- _RECORDS FOR THIS EXERCISE_
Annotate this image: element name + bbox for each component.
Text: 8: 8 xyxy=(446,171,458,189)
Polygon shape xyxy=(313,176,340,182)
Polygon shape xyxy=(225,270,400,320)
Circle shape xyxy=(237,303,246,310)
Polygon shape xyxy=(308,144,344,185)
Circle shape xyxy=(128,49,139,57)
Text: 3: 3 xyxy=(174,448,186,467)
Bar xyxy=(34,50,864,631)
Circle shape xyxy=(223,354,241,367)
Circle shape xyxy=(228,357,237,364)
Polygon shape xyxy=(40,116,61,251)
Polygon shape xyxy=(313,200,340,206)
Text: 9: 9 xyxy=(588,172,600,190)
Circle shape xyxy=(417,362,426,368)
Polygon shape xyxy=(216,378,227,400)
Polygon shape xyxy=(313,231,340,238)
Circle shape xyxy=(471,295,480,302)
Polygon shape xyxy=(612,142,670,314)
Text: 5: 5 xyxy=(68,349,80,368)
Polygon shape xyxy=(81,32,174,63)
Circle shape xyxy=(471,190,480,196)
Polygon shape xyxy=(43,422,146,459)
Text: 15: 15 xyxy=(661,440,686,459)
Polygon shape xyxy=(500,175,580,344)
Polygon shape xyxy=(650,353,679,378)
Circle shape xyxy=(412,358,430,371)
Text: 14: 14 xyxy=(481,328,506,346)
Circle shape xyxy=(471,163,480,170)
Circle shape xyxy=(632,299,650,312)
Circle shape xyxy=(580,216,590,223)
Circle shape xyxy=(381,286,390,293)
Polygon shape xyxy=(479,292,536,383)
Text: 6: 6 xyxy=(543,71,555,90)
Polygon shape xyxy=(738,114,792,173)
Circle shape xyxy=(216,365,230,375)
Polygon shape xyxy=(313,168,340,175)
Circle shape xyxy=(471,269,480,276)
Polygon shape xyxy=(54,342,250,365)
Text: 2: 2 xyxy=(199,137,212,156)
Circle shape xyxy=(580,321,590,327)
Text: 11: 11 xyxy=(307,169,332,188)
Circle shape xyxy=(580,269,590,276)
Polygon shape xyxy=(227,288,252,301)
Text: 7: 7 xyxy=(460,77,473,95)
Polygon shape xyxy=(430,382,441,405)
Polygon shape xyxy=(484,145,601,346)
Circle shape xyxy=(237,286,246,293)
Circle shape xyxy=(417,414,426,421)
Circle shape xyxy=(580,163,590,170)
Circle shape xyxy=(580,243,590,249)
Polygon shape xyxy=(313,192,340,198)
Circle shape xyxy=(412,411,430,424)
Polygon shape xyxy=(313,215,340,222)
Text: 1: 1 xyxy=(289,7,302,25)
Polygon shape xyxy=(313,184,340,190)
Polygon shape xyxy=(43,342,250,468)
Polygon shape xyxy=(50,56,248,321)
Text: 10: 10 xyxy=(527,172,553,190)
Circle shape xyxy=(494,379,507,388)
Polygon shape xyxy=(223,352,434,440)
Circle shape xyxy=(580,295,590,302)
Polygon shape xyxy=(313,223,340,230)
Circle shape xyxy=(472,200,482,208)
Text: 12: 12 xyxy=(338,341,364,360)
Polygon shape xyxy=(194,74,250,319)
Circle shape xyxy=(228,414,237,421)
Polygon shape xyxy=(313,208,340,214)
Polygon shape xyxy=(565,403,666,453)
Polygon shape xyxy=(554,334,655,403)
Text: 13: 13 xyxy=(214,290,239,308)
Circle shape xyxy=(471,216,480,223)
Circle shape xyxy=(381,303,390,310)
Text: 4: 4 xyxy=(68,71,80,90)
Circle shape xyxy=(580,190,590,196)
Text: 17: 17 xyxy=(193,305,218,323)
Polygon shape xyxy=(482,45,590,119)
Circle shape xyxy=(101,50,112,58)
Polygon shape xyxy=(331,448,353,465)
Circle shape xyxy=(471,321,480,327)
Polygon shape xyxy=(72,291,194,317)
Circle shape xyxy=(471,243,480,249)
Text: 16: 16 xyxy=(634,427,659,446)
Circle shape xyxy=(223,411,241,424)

- _WORK INSTRUCTIONS_
Transcribe every line of the data above verbatim, keeping each character, number and coordinate unchanged.

- _ANSWER TO THE EXERCISE_
Annotate this image: element name + bbox for each component.
Text: 8: 8 xyxy=(446,171,458,189)
Polygon shape xyxy=(313,176,340,182)
Polygon shape xyxy=(225,270,400,320)
Circle shape xyxy=(237,303,246,310)
Polygon shape xyxy=(308,144,344,185)
Circle shape xyxy=(128,49,139,57)
Text: 3: 3 xyxy=(174,448,186,467)
Bar xyxy=(34,50,864,631)
Circle shape xyxy=(223,354,241,367)
Circle shape xyxy=(228,357,237,364)
Polygon shape xyxy=(40,116,61,251)
Polygon shape xyxy=(313,200,340,206)
Text: 9: 9 xyxy=(588,172,600,190)
Circle shape xyxy=(417,362,426,368)
Polygon shape xyxy=(216,378,227,400)
Polygon shape xyxy=(313,231,340,238)
Circle shape xyxy=(471,295,480,302)
Polygon shape xyxy=(612,142,670,314)
Text: 5: 5 xyxy=(68,349,80,368)
Polygon shape xyxy=(81,32,174,63)
Circle shape xyxy=(471,190,480,196)
Polygon shape xyxy=(43,422,146,459)
Text: 15: 15 xyxy=(661,440,686,459)
Polygon shape xyxy=(500,175,580,344)
Polygon shape xyxy=(650,353,679,378)
Circle shape xyxy=(412,358,430,371)
Text: 14: 14 xyxy=(481,328,506,346)
Circle shape xyxy=(471,163,480,170)
Circle shape xyxy=(632,299,650,312)
Circle shape xyxy=(580,216,590,223)
Circle shape xyxy=(381,286,390,293)
Polygon shape xyxy=(479,292,536,383)
Text: 6: 6 xyxy=(543,71,555,90)
Polygon shape xyxy=(738,114,792,173)
Circle shape xyxy=(216,365,230,375)
Polygon shape xyxy=(313,168,340,175)
Circle shape xyxy=(471,269,480,276)
Polygon shape xyxy=(54,342,250,365)
Text: 2: 2 xyxy=(199,137,212,156)
Circle shape xyxy=(580,321,590,327)
Text: 11: 11 xyxy=(307,169,332,188)
Circle shape xyxy=(580,269,590,276)
Polygon shape xyxy=(227,288,252,301)
Text: 7: 7 xyxy=(460,77,473,95)
Polygon shape xyxy=(430,382,441,405)
Polygon shape xyxy=(484,145,601,346)
Circle shape xyxy=(237,286,246,293)
Circle shape xyxy=(417,414,426,421)
Circle shape xyxy=(580,163,590,170)
Circle shape xyxy=(580,243,590,249)
Polygon shape xyxy=(313,192,340,198)
Circle shape xyxy=(412,411,430,424)
Polygon shape xyxy=(313,215,340,222)
Text: 1: 1 xyxy=(289,7,302,25)
Polygon shape xyxy=(313,184,340,190)
Polygon shape xyxy=(43,342,250,468)
Polygon shape xyxy=(50,56,248,321)
Text: 10: 10 xyxy=(527,172,553,190)
Circle shape xyxy=(494,379,507,388)
Polygon shape xyxy=(223,352,434,440)
Circle shape xyxy=(580,295,590,302)
Polygon shape xyxy=(313,223,340,230)
Circle shape xyxy=(472,200,482,208)
Text: 12: 12 xyxy=(338,341,364,360)
Polygon shape xyxy=(194,74,250,319)
Circle shape xyxy=(228,414,237,421)
Polygon shape xyxy=(313,208,340,214)
Polygon shape xyxy=(565,403,666,453)
Polygon shape xyxy=(554,334,655,403)
Text: 13: 13 xyxy=(214,290,239,308)
Circle shape xyxy=(471,216,480,223)
Circle shape xyxy=(381,303,390,310)
Text: 4: 4 xyxy=(68,71,80,90)
Circle shape xyxy=(580,190,590,196)
Text: 17: 17 xyxy=(193,305,218,323)
Polygon shape xyxy=(482,45,590,119)
Circle shape xyxy=(101,50,112,58)
Polygon shape xyxy=(331,448,353,465)
Circle shape xyxy=(471,321,480,327)
Polygon shape xyxy=(72,291,194,317)
Circle shape xyxy=(471,243,480,249)
Text: 16: 16 xyxy=(634,427,659,446)
Circle shape xyxy=(223,411,241,424)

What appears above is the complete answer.